[WRITTEN REQUEST] Your task is to gather the lines below that hold the string "Gesamtwirtschaft".
++++++
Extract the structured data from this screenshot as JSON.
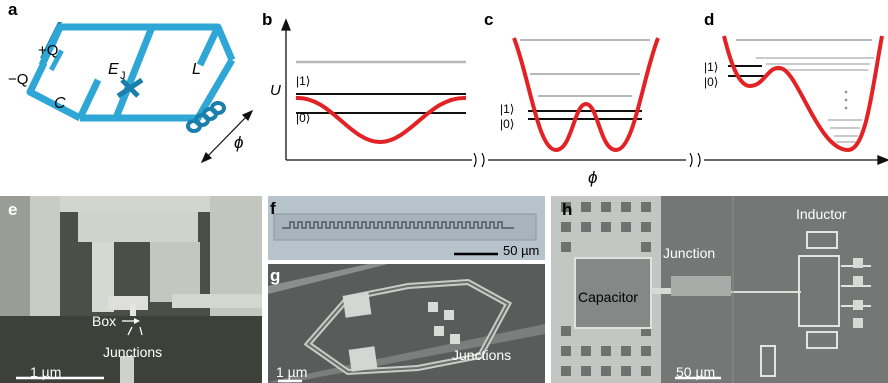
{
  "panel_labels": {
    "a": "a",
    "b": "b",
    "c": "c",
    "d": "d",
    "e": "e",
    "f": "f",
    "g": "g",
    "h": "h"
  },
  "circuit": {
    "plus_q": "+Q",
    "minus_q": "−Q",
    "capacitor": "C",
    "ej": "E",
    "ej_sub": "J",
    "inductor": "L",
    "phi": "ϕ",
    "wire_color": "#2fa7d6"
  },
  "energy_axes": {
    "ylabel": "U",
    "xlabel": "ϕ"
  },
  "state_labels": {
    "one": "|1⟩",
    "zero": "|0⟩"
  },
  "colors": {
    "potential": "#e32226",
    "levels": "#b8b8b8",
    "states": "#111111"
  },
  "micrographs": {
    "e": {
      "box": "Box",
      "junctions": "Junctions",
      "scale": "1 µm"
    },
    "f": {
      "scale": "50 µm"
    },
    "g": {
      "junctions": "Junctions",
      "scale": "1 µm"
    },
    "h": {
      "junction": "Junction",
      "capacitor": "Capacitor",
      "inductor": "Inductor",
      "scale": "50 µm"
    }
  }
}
++++++
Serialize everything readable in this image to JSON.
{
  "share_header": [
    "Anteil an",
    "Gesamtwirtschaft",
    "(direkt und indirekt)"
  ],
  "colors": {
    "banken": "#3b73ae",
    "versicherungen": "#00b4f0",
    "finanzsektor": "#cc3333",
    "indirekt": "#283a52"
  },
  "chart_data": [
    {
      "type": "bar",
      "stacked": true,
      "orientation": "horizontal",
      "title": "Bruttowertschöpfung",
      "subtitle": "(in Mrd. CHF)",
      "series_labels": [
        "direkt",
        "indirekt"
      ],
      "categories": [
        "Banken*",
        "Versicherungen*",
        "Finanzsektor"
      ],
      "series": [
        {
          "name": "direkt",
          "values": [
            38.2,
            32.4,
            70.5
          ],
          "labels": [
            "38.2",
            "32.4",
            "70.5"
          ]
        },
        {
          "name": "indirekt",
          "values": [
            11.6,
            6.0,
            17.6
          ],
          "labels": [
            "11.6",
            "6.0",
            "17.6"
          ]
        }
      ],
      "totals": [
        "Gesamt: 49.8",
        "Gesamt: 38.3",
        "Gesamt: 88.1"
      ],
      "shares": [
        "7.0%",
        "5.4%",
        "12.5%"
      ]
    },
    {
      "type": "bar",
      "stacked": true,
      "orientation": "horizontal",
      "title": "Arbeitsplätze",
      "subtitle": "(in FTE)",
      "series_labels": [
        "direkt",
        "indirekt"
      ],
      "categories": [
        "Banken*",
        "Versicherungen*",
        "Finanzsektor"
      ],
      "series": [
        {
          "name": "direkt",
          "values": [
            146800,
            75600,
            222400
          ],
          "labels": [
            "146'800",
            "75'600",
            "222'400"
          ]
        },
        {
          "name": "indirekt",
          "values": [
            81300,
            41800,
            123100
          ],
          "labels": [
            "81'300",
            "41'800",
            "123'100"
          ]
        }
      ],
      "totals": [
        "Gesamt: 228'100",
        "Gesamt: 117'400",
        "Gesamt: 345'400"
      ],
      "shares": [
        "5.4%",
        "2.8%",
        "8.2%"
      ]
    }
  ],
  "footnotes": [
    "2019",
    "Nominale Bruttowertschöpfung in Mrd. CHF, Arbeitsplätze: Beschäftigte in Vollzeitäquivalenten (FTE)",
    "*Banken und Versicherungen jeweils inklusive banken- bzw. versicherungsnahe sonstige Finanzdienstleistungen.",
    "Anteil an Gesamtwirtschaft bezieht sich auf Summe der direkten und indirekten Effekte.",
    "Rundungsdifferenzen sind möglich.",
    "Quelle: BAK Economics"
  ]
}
++++++
[RESPONSE TO THIS EXERCISE]
    "Gesamtwirtschaft",
    "Anteil an Gesamtwirtschaft bezieht sich auf Summe der direkten und indirekten Effekte.",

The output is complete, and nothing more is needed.